WHAT YOU HAVE TO DO: Give only the number of lines in the data that include the string "long".

Stored dataset items:

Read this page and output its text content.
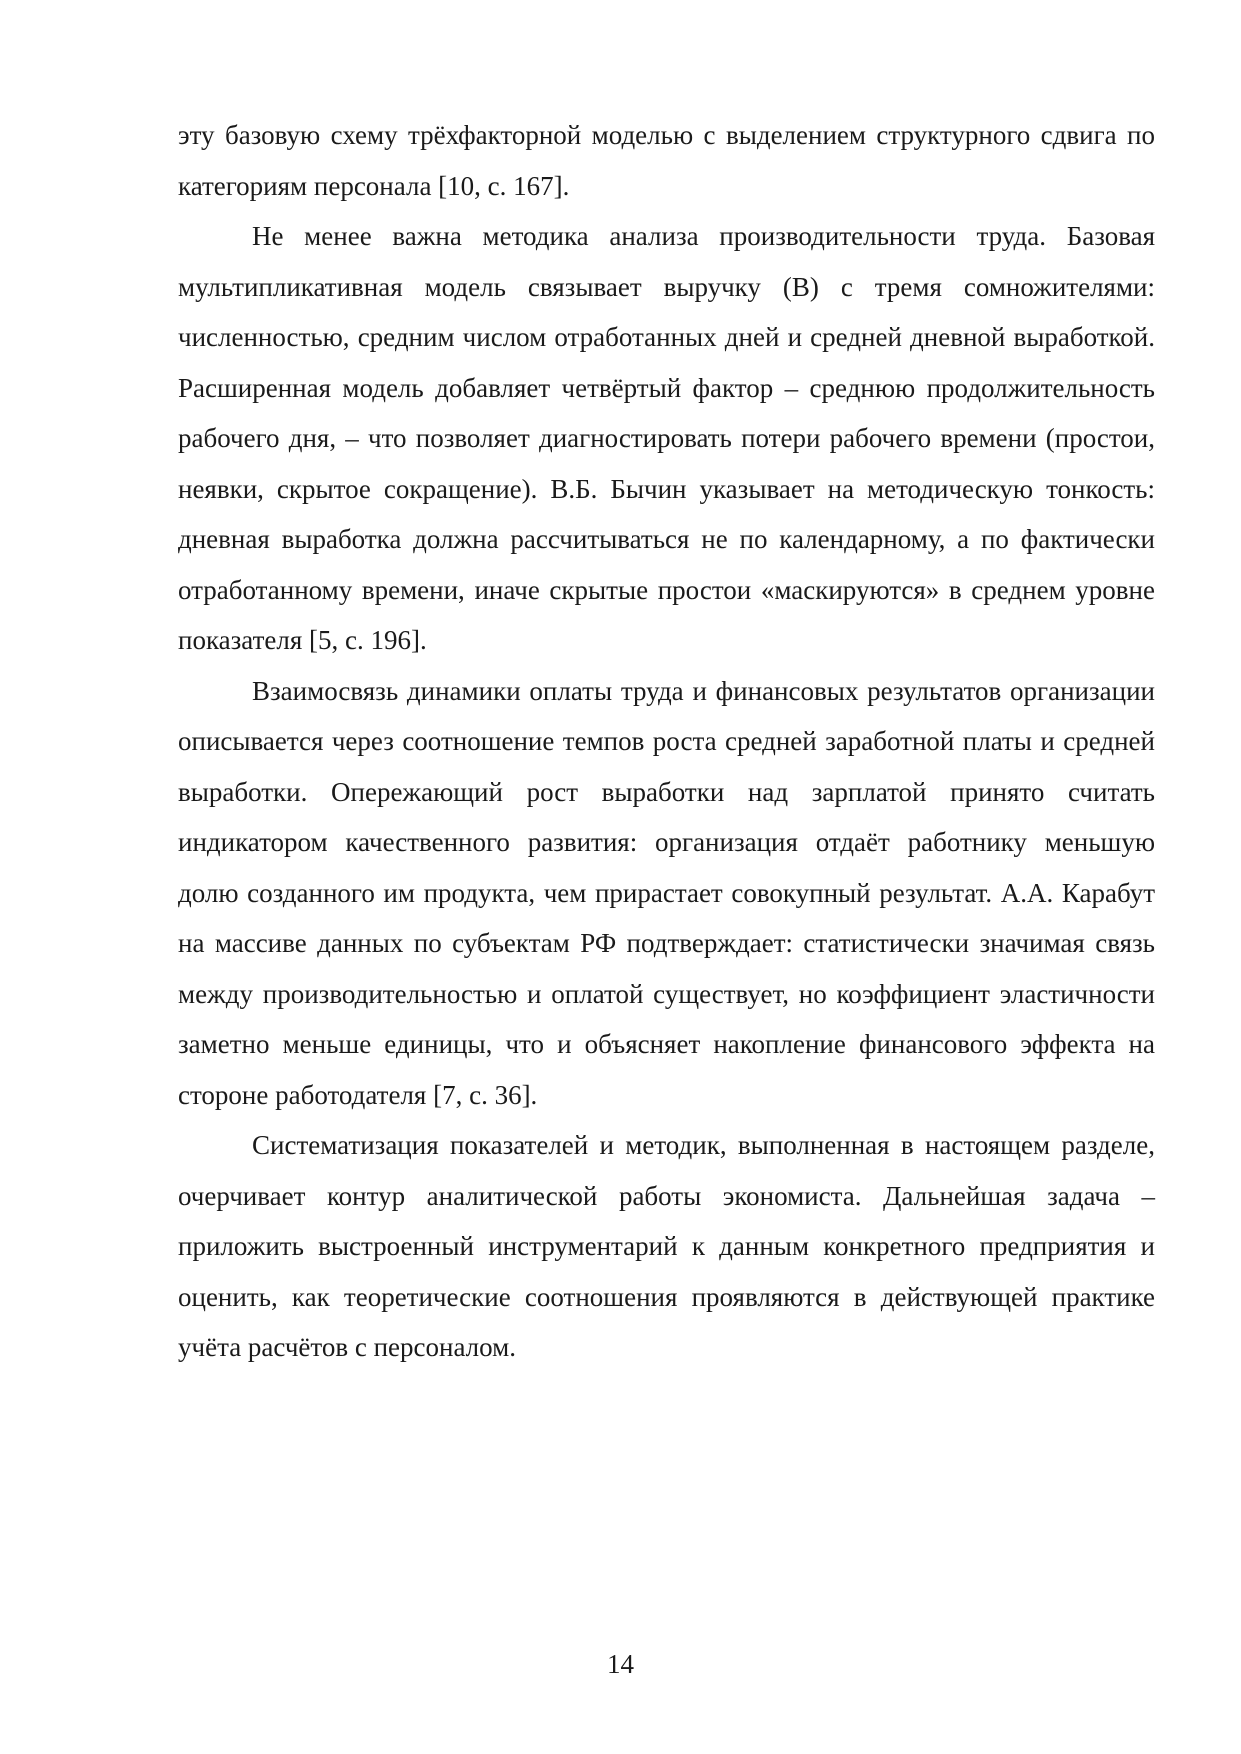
эту базовую схему трёхфакторной моделью с выделением структурного сдвига по категориям персонала [10, с. 167].

Не менее важна методика анализа производительности труда. Базовая мультипликативная модель связывает выручку (В) с тремя сомножителями: численностью, средним числом отработанных дней и средней дневной выработкой. Расширенная модель добавляет четвёртый фактор – среднюю продолжительность рабочего дня, – что позволяет диагностировать потери рабочего времени (простои, неявки, скрытое сокращение). В.Б. Бычин указывает на методическую тонкость: дневная выработка должна рассчитываться не по календарному, а по фактически отработанному времени, иначе скрытые простои «маскируются» в среднем уровне показателя [5, с. 196].

Взаимосвязь динамики оплаты труда и финансовых результатов организации описывается через соотношение темпов роста средней заработной платы и средней выработки. Опережающий рост выработки над зарплатой принято считать индикатором качественного развития: организация отдаёт работнику меньшую долю созданного им продукта, чем прирастает совокупный результат. А.А. Карабут на массиве данных по субъектам РФ подтверждает: статистически значимая связь между производительностью и оплатой существует, но коэффициент эластичности заметно меньше единицы, что и объясняет накопление финансового эффекта на стороне работодателя [7, с. 36].

Систематизация показателей и методик, выполненная в настоящем разделе, очерчивает контур аналитической работы экономиста. Дальнейшая задача – приложить выстроенный инструментарий к данным конкретного предприятия и оценить, как теоретические соотношения проявляются в действующей практике учёта расчётов с персоналом.

14
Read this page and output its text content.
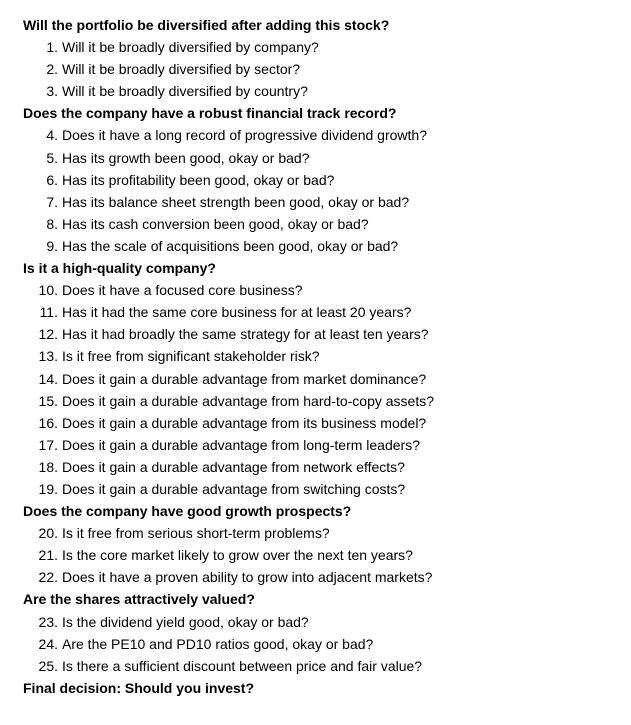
Will the portfolio be diversified after adding this stock?
1. Will it be broadly diversified by company?
2. Will it be broadly diversified by sector?
3. Will it be broadly diversified by country?
Does the company have a robust financial track record?
4. Does it have a long record of progressive dividend growth?
5. Has its growth been good, okay or bad?
6. Has its profitability been good, okay or bad?
7. Has its balance sheet strength been good, okay or bad?
8. Has its cash conversion been good, okay or bad?
9. Has the scale of acquisitions been good, okay or bad?
Is it a high-quality company?
10. Does it have a focused core business?
11. Has it had the same core business for at least 20 years?
12. Has it had broadly the same strategy for at least ten years?
13. Is it free from significant stakeholder risk?
14. Does it gain a durable advantage from market dominance?
15. Does it gain a durable advantage from hard-to-copy assets?
16. Does it gain a durable advantage from its business model?
17. Does it gain a durable advantage from long-term leaders?
18. Does it gain a durable advantage from network effects?
19. Does it gain a durable advantage from switching costs?
Does the company have good growth prospects?
20. Is it free from serious short-term problems?
21. Is the core market likely to grow over the next ten years?
22. Does it have a proven ability to grow into adjacent markets?
Are the shares attractively valued?
23. Is the dividend yield good, okay or bad?
24. Are the PE10 and PD10 ratios good, okay or bad?
25. Is there a sufficient discount between price and fair value?
Final decision: Should you invest?
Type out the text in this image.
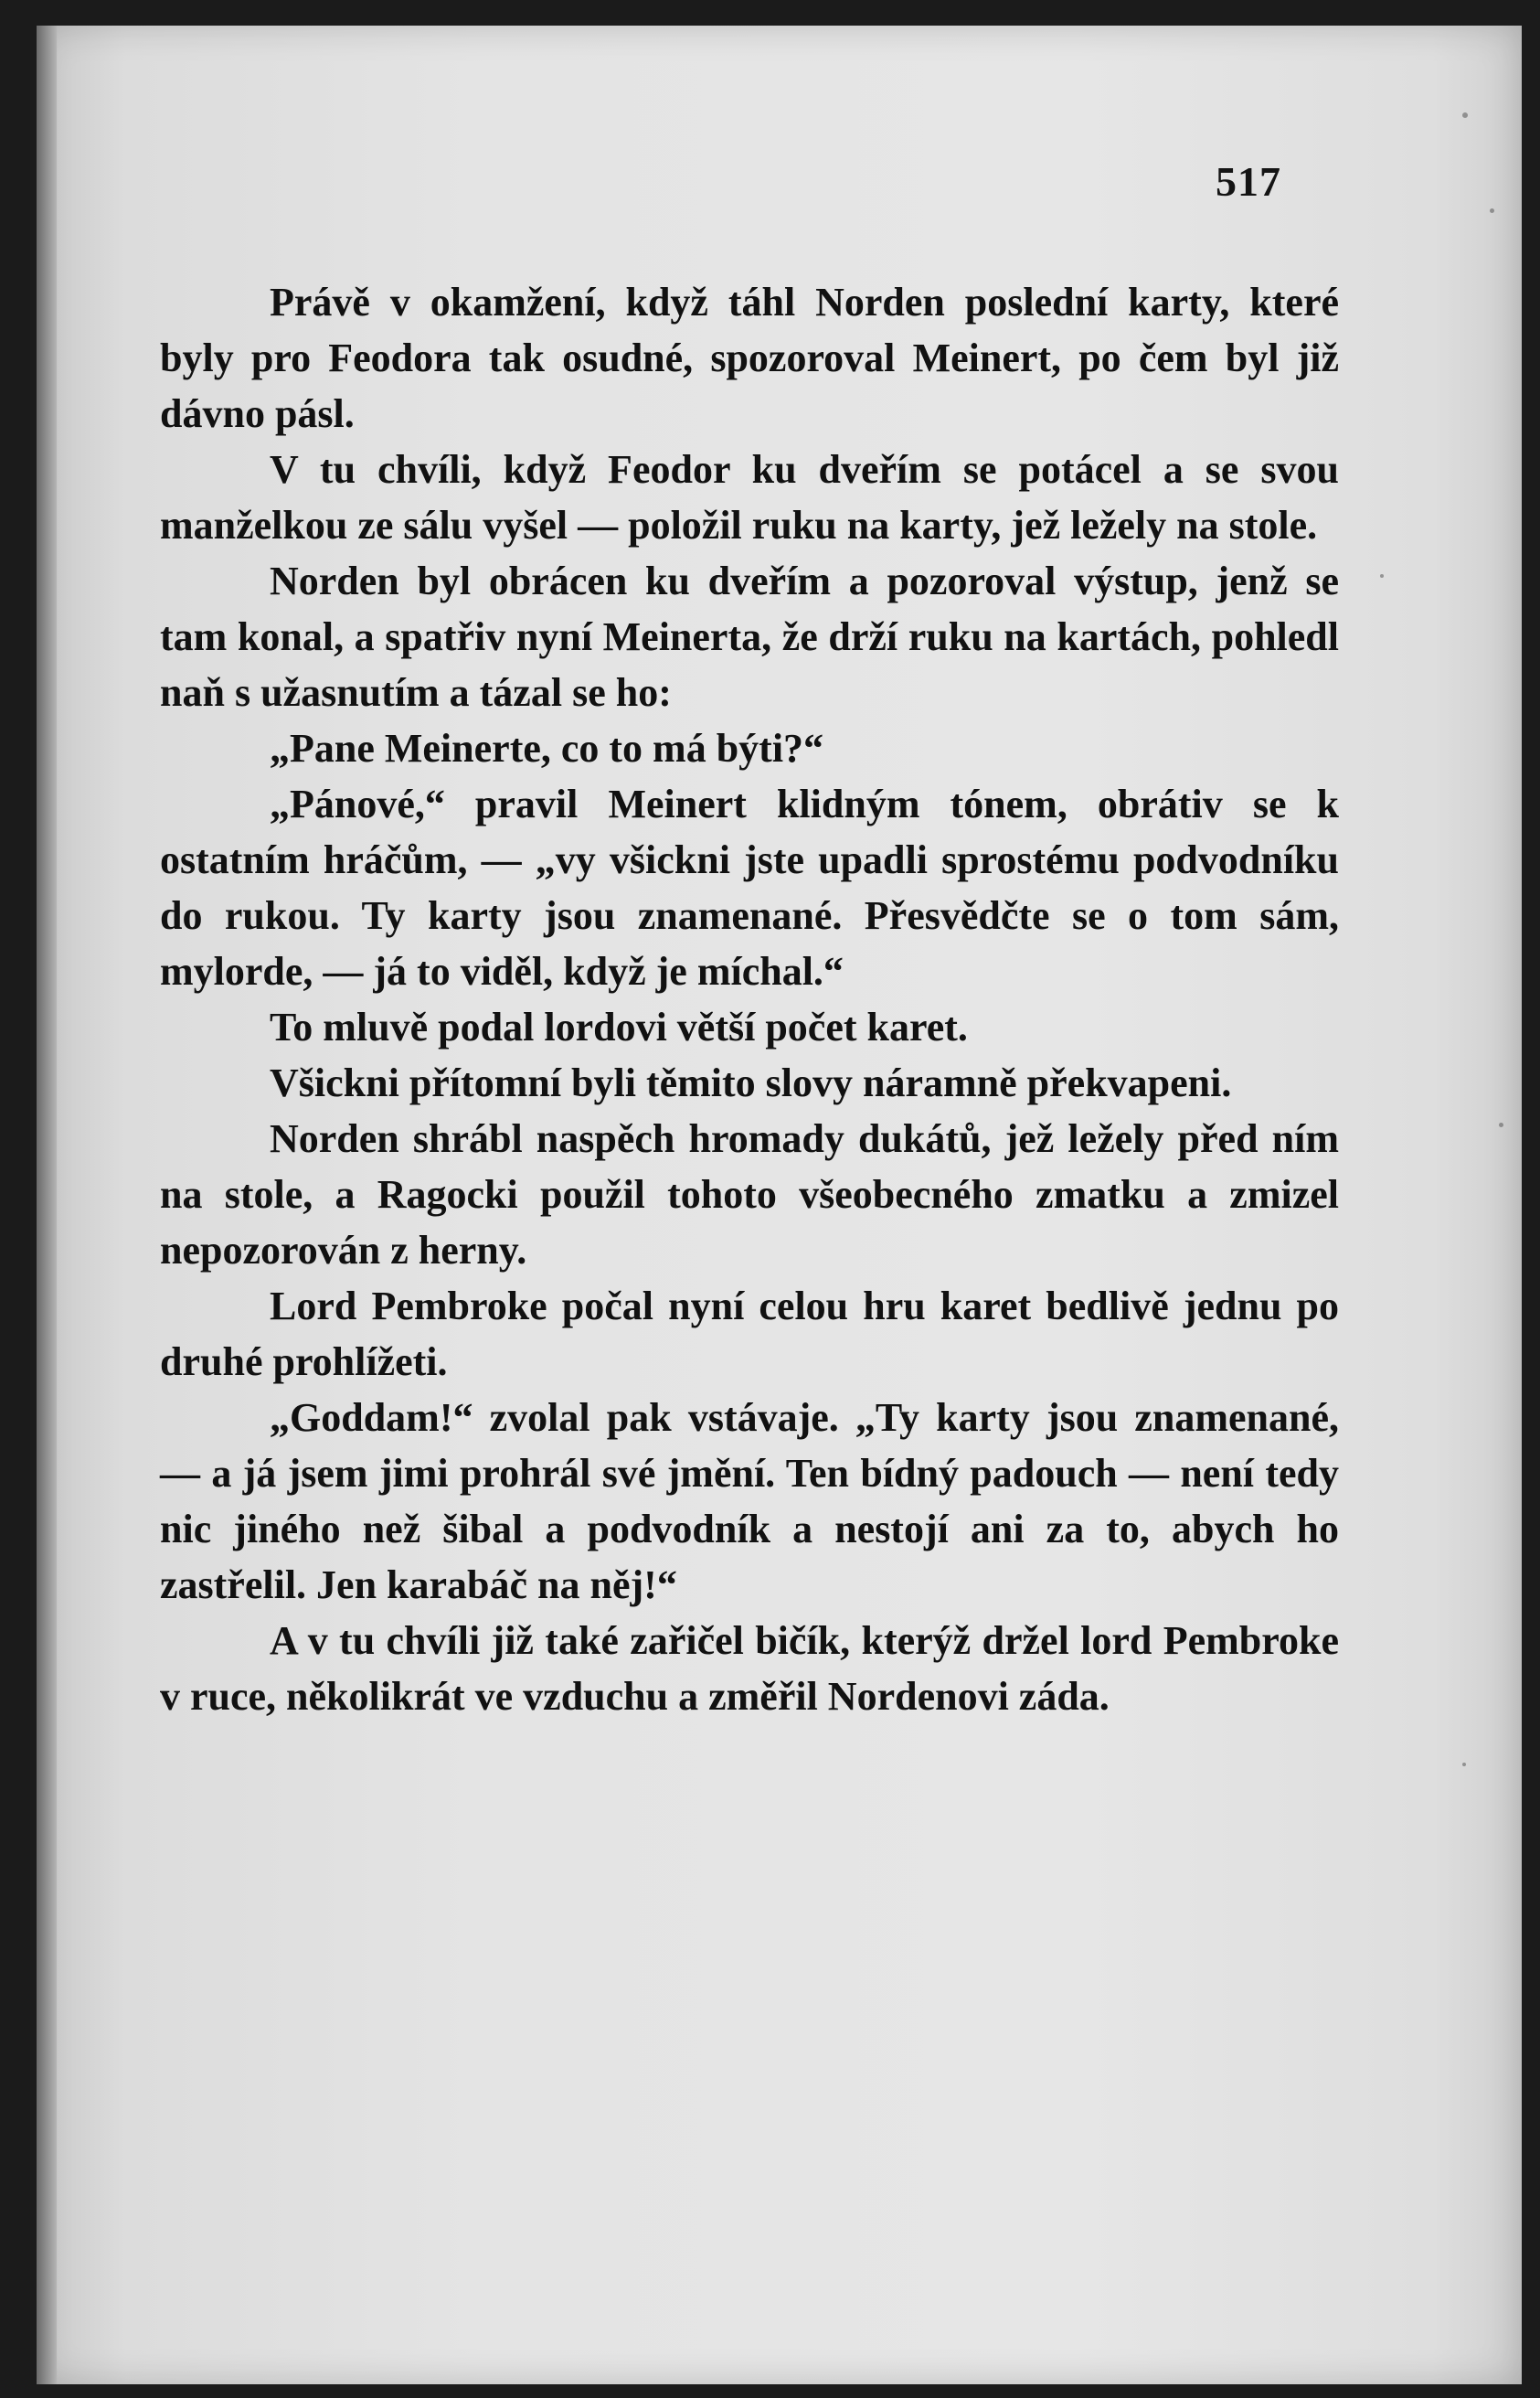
517

Právě v okamžení, když táhl Norden poslední karty, které byly pro Feodora tak osudné, spozoroval Meinert, po čem byl již dávno pásl.

V tu chvíli, když Feodor ku dveřím se potácel a se svou manželkou ze sálu vyšel — položil ruku na karty, jež ležely na stole.

Norden byl obrácen ku dveřím a pozoroval výstup, jenž se tam konal, a spatřiv nyní Meinerta, že drží ruku na kartách, pohledl naň s užasnutím a tázal se ho:

„Pane Meinerte, co to má býti?“

„Pánové,“ pravil Meinert klidným tónem, obrátiv se k ostatním hráčům, — „vy všickni jste upadli sprostému podvodníku do rukou. Ty karty jsou znamenané. Přesvědčte se o tom sám, mylorde, — já to viděl, když je míchal.“

To mluvě podal lordovi větší počet karet.

Všickni přítomní byli těmito slovy náramně překvapeni.

Norden shrábl naspěch hromady dukátů, jež ležely před ním na stole, a Ragocki použil tohoto všeobecného zmatku a zmizel nepozorován z herny.

Lord Pembroke počal nyní celou hru karet bedlivě jednu po druhé prohlížeti.

„Goddam!“ zvolal pak vstávaje. „Ty karty jsou znamenané, — a já jsem jimi prohrál své jmění. Ten bídný padouch — není tedy nic jiného než šibal a podvodník a nestojí ani za to, abych ho zastřelil. Jen karabáč na něj!“

A v tu chvíli již také zařičel bičík, kterýž držel lord Pembroke v ruce, několikrát ve vzduchu a změřil Nordenovi záda.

COMPLETE ANSWER: 2